[BEGIN]

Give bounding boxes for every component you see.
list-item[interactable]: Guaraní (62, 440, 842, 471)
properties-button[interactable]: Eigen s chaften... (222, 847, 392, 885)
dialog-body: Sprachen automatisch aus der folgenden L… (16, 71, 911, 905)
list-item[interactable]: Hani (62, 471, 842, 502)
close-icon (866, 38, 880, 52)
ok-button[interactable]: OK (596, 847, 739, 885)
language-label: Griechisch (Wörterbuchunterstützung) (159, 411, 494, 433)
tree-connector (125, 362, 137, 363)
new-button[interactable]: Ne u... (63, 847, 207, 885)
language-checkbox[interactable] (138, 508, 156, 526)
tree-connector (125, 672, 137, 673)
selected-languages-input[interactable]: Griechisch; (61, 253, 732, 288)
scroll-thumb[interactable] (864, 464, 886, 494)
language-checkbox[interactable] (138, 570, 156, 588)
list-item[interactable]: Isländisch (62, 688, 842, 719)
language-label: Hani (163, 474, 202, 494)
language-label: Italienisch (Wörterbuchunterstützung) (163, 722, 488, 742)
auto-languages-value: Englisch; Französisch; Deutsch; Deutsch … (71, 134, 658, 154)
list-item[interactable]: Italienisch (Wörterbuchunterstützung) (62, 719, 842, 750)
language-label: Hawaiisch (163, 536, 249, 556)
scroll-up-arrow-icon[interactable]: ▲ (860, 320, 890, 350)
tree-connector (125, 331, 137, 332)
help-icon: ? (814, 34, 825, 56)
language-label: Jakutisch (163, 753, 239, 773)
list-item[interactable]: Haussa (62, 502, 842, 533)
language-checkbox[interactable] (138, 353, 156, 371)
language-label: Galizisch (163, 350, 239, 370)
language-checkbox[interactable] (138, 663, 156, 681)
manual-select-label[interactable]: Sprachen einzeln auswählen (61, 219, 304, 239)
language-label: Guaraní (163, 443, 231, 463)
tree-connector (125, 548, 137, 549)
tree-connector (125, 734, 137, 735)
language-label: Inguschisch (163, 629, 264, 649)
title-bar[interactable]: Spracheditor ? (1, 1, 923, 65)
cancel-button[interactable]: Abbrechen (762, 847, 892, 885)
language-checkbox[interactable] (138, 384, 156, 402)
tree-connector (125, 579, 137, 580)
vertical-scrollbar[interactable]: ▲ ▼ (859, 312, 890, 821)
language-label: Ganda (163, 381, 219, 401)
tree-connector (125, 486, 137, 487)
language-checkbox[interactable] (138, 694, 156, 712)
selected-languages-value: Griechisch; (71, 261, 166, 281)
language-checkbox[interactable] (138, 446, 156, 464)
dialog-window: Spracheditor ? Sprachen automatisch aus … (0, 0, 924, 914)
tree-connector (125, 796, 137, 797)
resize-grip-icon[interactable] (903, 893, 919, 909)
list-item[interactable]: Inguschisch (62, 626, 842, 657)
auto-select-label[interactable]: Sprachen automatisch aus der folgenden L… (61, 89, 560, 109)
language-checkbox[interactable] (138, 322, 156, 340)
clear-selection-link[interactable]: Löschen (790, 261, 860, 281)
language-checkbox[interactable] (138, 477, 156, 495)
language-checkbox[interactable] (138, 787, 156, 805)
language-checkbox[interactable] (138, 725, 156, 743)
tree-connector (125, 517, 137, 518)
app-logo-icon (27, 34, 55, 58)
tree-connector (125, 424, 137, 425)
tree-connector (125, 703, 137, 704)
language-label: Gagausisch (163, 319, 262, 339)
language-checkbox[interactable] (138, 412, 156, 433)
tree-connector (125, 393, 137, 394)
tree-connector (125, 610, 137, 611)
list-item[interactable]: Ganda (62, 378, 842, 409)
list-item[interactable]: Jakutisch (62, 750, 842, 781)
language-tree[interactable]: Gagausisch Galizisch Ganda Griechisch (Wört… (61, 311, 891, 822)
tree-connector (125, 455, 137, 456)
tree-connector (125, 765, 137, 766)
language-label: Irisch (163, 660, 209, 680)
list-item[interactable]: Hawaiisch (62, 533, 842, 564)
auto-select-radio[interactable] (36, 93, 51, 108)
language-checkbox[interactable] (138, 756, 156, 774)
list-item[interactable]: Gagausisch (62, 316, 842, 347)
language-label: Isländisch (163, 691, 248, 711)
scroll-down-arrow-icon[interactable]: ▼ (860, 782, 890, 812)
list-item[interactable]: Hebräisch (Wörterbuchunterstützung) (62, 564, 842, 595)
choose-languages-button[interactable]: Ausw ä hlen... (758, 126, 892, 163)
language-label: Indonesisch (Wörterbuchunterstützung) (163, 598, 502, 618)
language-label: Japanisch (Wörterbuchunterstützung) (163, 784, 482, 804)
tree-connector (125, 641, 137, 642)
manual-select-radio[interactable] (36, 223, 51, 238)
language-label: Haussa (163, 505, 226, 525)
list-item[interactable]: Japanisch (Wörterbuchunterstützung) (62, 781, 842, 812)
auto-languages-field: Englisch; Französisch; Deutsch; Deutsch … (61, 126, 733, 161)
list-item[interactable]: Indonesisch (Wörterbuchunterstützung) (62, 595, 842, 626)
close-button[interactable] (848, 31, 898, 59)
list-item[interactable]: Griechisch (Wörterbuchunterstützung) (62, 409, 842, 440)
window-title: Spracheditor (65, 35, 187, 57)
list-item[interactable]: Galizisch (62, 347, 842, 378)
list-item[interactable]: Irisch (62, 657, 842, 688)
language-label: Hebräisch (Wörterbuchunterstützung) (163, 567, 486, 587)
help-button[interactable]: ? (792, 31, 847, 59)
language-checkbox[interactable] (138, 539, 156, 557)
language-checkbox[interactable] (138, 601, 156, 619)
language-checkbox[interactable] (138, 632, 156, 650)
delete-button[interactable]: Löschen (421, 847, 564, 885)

[END]

▶ [Goal] Rewrite everything from the start of the records down to the line containing "language-label: Guaraní (163, 443, 231, 463)", with "tree-connector" replaced by "branch-line" and nothing else changed.

▶ [Answer to this problem]
Give bounding boxes for every component you see.
list-item[interactable]: Guaraní (62, 440, 842, 471)
properties-button[interactable]: Eigen s chaften... (222, 847, 392, 885)
dialog-body: Sprachen automatisch aus der folgenden L… (16, 71, 911, 905)
list-item[interactable]: Hani (62, 471, 842, 502)
close-icon (866, 38, 880, 52)
ok-button[interactable]: OK (596, 847, 739, 885)
language-label: Griechisch (Wörterbuchunterstützung) (159, 411, 494, 433)
branch-line (125, 362, 137, 363)
new-button[interactable]: Ne u... (63, 847, 207, 885)
language-checkbox[interactable] (138, 508, 156, 526)
branch-line (125, 672, 137, 673)
selected-languages-input[interactable]: Griechisch; (61, 253, 732, 288)
scroll-thumb[interactable] (864, 464, 886, 494)
language-checkbox[interactable] (138, 570, 156, 588)
list-item[interactable]: Isländisch (62, 688, 842, 719)
language-label: Hani (163, 474, 202, 494)
language-label: Italienisch (Wörterbuchunterstützung) (163, 722, 488, 742)
auto-languages-value: Englisch; Französisch; Deutsch; Deutsch … (71, 134, 658, 154)
list-item[interactable]: Italienisch (Wörterbuchunterstützung) (62, 719, 842, 750)
language-label: Hawaiisch (163, 536, 249, 556)
scroll-up-arrow-icon[interactable]: ▲ (860, 320, 890, 350)
branch-line (125, 331, 137, 332)
help-icon: ? (814, 34, 825, 56)
language-label: Jakutisch (163, 753, 239, 773)
list-item[interactable]: Haussa (62, 502, 842, 533)
language-checkbox[interactable] (138, 353, 156, 371)
language-label: Galizisch (163, 350, 239, 370)
language-checkbox[interactable] (138, 663, 156, 681)
manual-select-label[interactable]: Sprachen einzeln auswählen (61, 219, 304, 239)
language-label: Guaraní (163, 443, 231, 463)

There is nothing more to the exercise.